[BEGIN Data for this task]

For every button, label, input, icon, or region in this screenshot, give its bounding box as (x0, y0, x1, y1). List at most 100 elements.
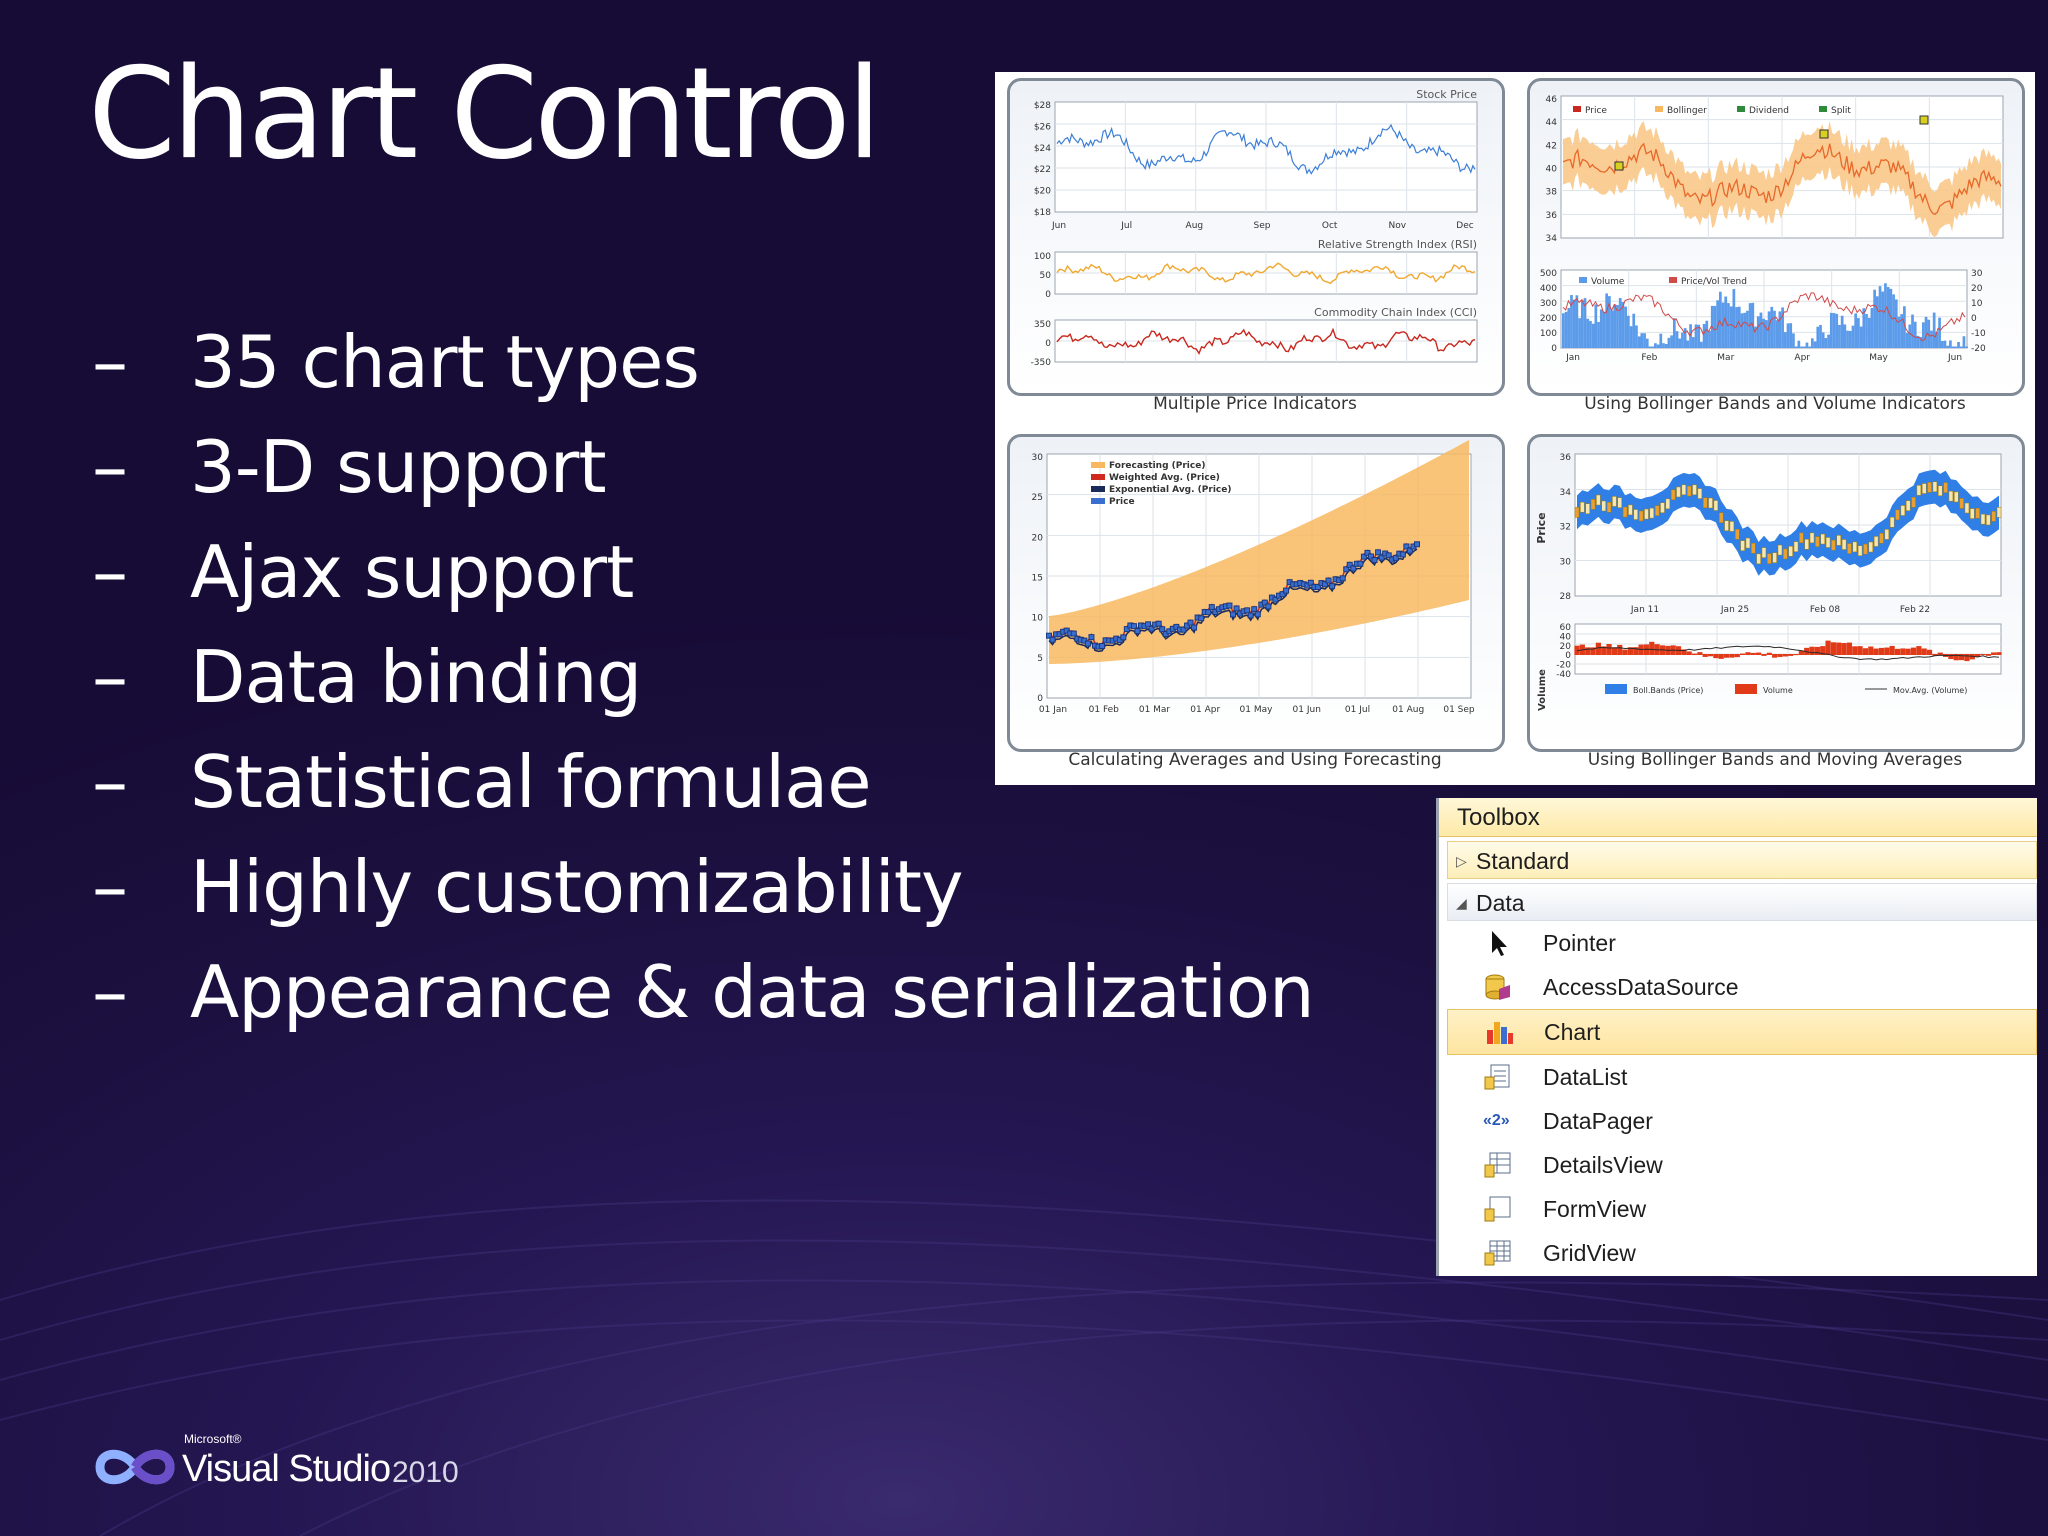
volume-bar (1686, 340, 1690, 348)
tick-label: Jun (1051, 221, 1066, 231)
volume-bar (1905, 332, 1909, 348)
volume-bar (1889, 645, 1895, 655)
candlestick (1948, 490, 1954, 502)
volume-bar (1740, 313, 1744, 348)
toolbox-item-detailsview[interactable]: DetailsView (1447, 1143, 2037, 1187)
datalist-icon (1484, 1064, 1510, 1090)
toolbox-item-accessdatasource[interactable]: AccessDataSource (1447, 965, 2037, 1009)
volume-bar (1884, 647, 1890, 655)
price-point (1247, 612, 1254, 619)
volume-bar (1575, 295, 1579, 348)
volume-bar (1846, 330, 1849, 348)
candlestick (1932, 481, 1938, 492)
volume-bar (1848, 330, 1852, 348)
price-point (1283, 587, 1290, 594)
volume-bar (1617, 644, 1623, 655)
toolbox-item-chart[interactable]: Chart (1447, 1009, 2037, 1055)
volume-bar (1622, 649, 1628, 655)
volume-bar (1935, 331, 1939, 348)
price-point (1385, 552, 1392, 559)
toolbox-item-formview[interactable]: FormView (1447, 1187, 2037, 1231)
candlestick (1873, 536, 1879, 547)
tick-label: $26 (1034, 122, 1051, 132)
price-point (1314, 584, 1321, 591)
toolbox-group-data[interactable]: ◢ Data (1447, 883, 2037, 921)
forecasting-chart: 30 25 20 15 10 5 001 Jan 01 Feb 01 Mar 01 Apr 01 M… (1032, 440, 1475, 715)
candlestick (1879, 532, 1884, 544)
volume-bar (1951, 346, 1955, 348)
volume-bar (1633, 647, 1639, 655)
chart-gallery: Stock Price Relative Strength Index (RSI… (995, 72, 2035, 785)
price-point (1070, 630, 1077, 637)
tick-label: -10 (1971, 329, 1986, 339)
candlestick (1905, 500, 1911, 511)
candlestick (1996, 507, 2002, 518)
volume-bar (1629, 326, 1633, 348)
price-point (1343, 566, 1350, 573)
volume-bar (1840, 315, 1844, 348)
volume-bar (1800, 346, 1803, 348)
volume-bar (1930, 330, 1933, 348)
volume-bar (1949, 340, 1952, 348)
volume-bar (1924, 316, 1928, 348)
volume-bar (1718, 654, 1724, 659)
price-point (1325, 577, 1332, 584)
volume-bar (1702, 323, 1706, 348)
tick-label: 0 (1045, 339, 1051, 349)
volume-bar (1570, 295, 1573, 348)
tick-label: Jun (1947, 353, 1962, 363)
collapse-arrow-icon[interactable]: ◢ (1456, 895, 1467, 911)
access-datasource-icon (1485, 974, 1510, 1000)
price-point (1350, 565, 1357, 572)
tick-label: 46 (1546, 95, 1558, 105)
volume-bar (1792, 333, 1795, 348)
volume-bar (1851, 325, 1855, 348)
tick-label: 20 (1971, 284, 1983, 294)
tick-label: $22 (1034, 165, 1051, 175)
tick-label: 36 (1546, 211, 1558, 221)
volume-bar (1756, 652, 1762, 655)
price-point (1392, 554, 1399, 561)
expand-arrow-icon[interactable]: ▷ (1456, 853, 1467, 869)
toolbox-item-pointer[interactable]: Pointer (1447, 921, 2037, 965)
volume-bar (1686, 651, 1692, 655)
toolbox-group-standard[interactable]: ▷ Standard (1447, 841, 2037, 879)
price-point (1230, 611, 1236, 618)
price-point (1148, 625, 1155, 632)
item-label: Chart (1544, 1019, 1601, 1045)
price-point (1357, 560, 1364, 567)
price-point (1261, 599, 1268, 606)
volume-bar (1881, 291, 1885, 348)
candlestick (1820, 533, 1825, 545)
volume-bar (1836, 642, 1842, 655)
tick-label: 01 Jul (1345, 705, 1370, 715)
volume-bar (1778, 311, 1782, 348)
volume-bar (1788, 654, 1794, 656)
volume-bar (1765, 320, 1768, 348)
tick-label: 20 (1032, 533, 1044, 543)
volume-bar (1729, 306, 1733, 348)
candlestick (1740, 540, 1745, 551)
bullet-item: – Ajax support (92, 520, 1314, 625)
volume-bar (1919, 337, 1922, 348)
price-point (1322, 581, 1328, 588)
volume-bar (1616, 304, 1619, 348)
toolbox-item-datapager[interactable]: «2» DataPager (1447, 1099, 2037, 1143)
price-point (1088, 634, 1095, 641)
volume-bar (1743, 312, 1747, 348)
toolbox-item-datalist[interactable]: DataList (1447, 1055, 2037, 1099)
dividend-marker (1819, 129, 1829, 139)
volume-bar (1911, 314, 1914, 348)
infinity-logo-icon (95, 1449, 175, 1485)
tick-label: 01 Jan (1039, 705, 1067, 715)
panel-multiple-price-indicators: Stock Price Relative Strength Index (RSI… (995, 72, 1515, 428)
toolbox-item-gridview[interactable]: GridView (1447, 1231, 2037, 1275)
tick-label: 30 (1971, 269, 1983, 279)
volume-bar (1681, 332, 1684, 348)
volume-bar (1683, 328, 1687, 348)
tick-label: 01 Jun (1293, 705, 1321, 715)
chart-title: Relative Strength Index (RSI) (1318, 238, 1477, 251)
tick-label: 100 (1034, 252, 1051, 262)
candlestick (1751, 542, 1756, 554)
cci-line (1056, 327, 1476, 355)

[END Data for this task]

> [Written instruction]
Can you copy out every line of the entries above, character for character, but leave out the pictures?

> [Result below]
For every button, label, input, icon, or region in this screenshot, give its bounding box as (x0, y0, x1, y1). List at most 100 elements.
volume-bar (1686, 340, 1690, 348)
tick-label: Jun (1051, 221, 1066, 231)
volume-bar (1905, 332, 1909, 348)
volume-bar (1889, 645, 1895, 655)
candlestick (1948, 490, 1954, 502)
volume-bar (1740, 313, 1744, 348)
toolbox-item-detailsview[interactable]: DetailsView (1447, 1143, 2037, 1187)
datalist-icon (1484, 1064, 1510, 1090)
toolbox-item-accessdatasource[interactable]: AccessDataSource (1447, 965, 2037, 1009)
volume-bar (1884, 647, 1890, 655)
price-point (1247, 612, 1254, 619)
volume-bar (1575, 295, 1579, 348)
volume-bar (1846, 330, 1849, 348)
candlestick (1932, 481, 1938, 492)
volume-bar (1848, 330, 1852, 348)
price-point (1283, 587, 1290, 594)
volume-bar (1617, 644, 1623, 655)
toolbox-item-chart[interactable]: Chart (1447, 1009, 2037, 1055)
volume-bar (1622, 649, 1628, 655)
volume-bar (1935, 331, 1939, 348)
price-point (1385, 552, 1392, 559)
toolbox-item-formview[interactable]: FormView (1447, 1187, 2037, 1231)
candlestick (1873, 536, 1879, 547)
tick-label: $26 (1034, 122, 1051, 132)
price-point (1314, 584, 1321, 591)
toolbox-group-data[interactable]: ◢ Data (1447, 883, 2037, 921)
forecasting-chart: 30 25 20 15 10 5 001 Jan 01 Feb 01 Mar 01 Apr 01 M… (1032, 440, 1475, 715)
candlestick (1879, 532, 1884, 544)
volume-bar (1951, 346, 1955, 348)
volume-bar (1633, 647, 1639, 655)
chart-gallery: Stock Price Relative Strength Index (RSI… (995, 72, 2035, 785)
price-point (1070, 630, 1077, 637)
tick-label: -10 (1971, 329, 1986, 339)
candlestick (1905, 500, 1911, 511)
candlestick (1996, 507, 2002, 518)
volume-bar (1629, 326, 1633, 348)
price-point (1343, 566, 1350, 573)
volume-bar (1840, 315, 1844, 348)
volume-bar (1800, 346, 1803, 348)
volume-bar (1930, 330, 1933, 348)
volume-bar (1949, 340, 1952, 348)
volume-bar (1924, 316, 1928, 348)
volume-bar (1718, 654, 1724, 659)
price-point (1325, 577, 1332, 584)
volume-bar (1702, 323, 1706, 348)
tick-label: 0 (1045, 339, 1051, 349)
volume-bar (1570, 295, 1573, 348)
tick-label: Jun (1947, 353, 1962, 363)
collapse-arrow-icon[interactable]: ◢ (1456, 895, 1467, 911)
access-datasource-icon (1485, 974, 1510, 1000)
price-point (1350, 565, 1357, 572)
tick-label: 46 (1546, 95, 1558, 105)
volume-bar (1792, 333, 1795, 348)
volume-bar (1851, 325, 1855, 348)
tick-label: 20 (1971, 284, 1983, 294)
tick-label: $22 (1034, 165, 1051, 175)
tick-label: 36 (1546, 211, 1558, 221)
volume-bar (1756, 652, 1762, 655)
price-point (1392, 554, 1399, 561)
expand-arrow-icon[interactable]: ▷ (1456, 853, 1467, 869)
toolbox-item-pointer[interactable]: Pointer (1447, 921, 2037, 965)
volume-bar (1686, 651, 1692, 655)
toolbox-group-standard[interactable]: ▷ Standard (1447, 841, 2037, 879)
price-point (1230, 611, 1236, 618)
price-point (1148, 625, 1155, 632)
item-label: Chart (1544, 1019, 1601, 1045)
price-point (1357, 560, 1364, 567)
price-point (1261, 599, 1268, 606)
volume-bar (1881, 291, 1885, 348)
candlestick (1820, 533, 1825, 545)
volume-bar (1836, 642, 1842, 655)
tick-label: 01 Jul (1345, 705, 1370, 715)
volume-bar (1778, 311, 1782, 348)
volume-bar (1788, 654, 1794, 656)
volume-bar (1765, 320, 1768, 348)
tick-label: 20 (1032, 533, 1044, 543)
volume-bar (1729, 306, 1733, 348)
candlestick (1740, 540, 1745, 551)
bullet-item: – Ajax support (92, 520, 1314, 625)
volume-bar (1919, 337, 1922, 348)
price-point (1322, 581, 1328, 588)
volume-bar (1616, 304, 1619, 348)
toolbox-item-datapager[interactable]: «2» DataPager (1447, 1099, 2037, 1143)
price-point (1088, 634, 1095, 641)
volume-bar (1743, 312, 1747, 348)
toolbox-item-datalist[interactable]: DataList (1447, 1055, 2037, 1099)
dividend-marker (1819, 129, 1829, 139)
volume-bar (1911, 314, 1914, 348)
infinity-logo-icon (95, 1449, 175, 1485)
tick-label: 01 Jan (1039, 705, 1067, 715)
panel-multiple-price-indicators: Stock Price Relative Strength Index (RSI… (995, 72, 1515, 428)
toolbox-item-gridview[interactable]: GridView (1447, 1231, 2037, 1275)
tick-label: 30 (1971, 269, 1983, 279)
volume-bar (1681, 332, 1684, 348)
volume-bar (1683, 328, 1687, 348)
tick-label: 01 Jun (1293, 705, 1321, 715)
chart-title: Relative Strength Index (RSI) (1318, 238, 1477, 251)
tick-label: 100 (1034, 252, 1051, 262)
candlestick (1751, 542, 1756, 554)
cci-line (1056, 327, 1476, 355)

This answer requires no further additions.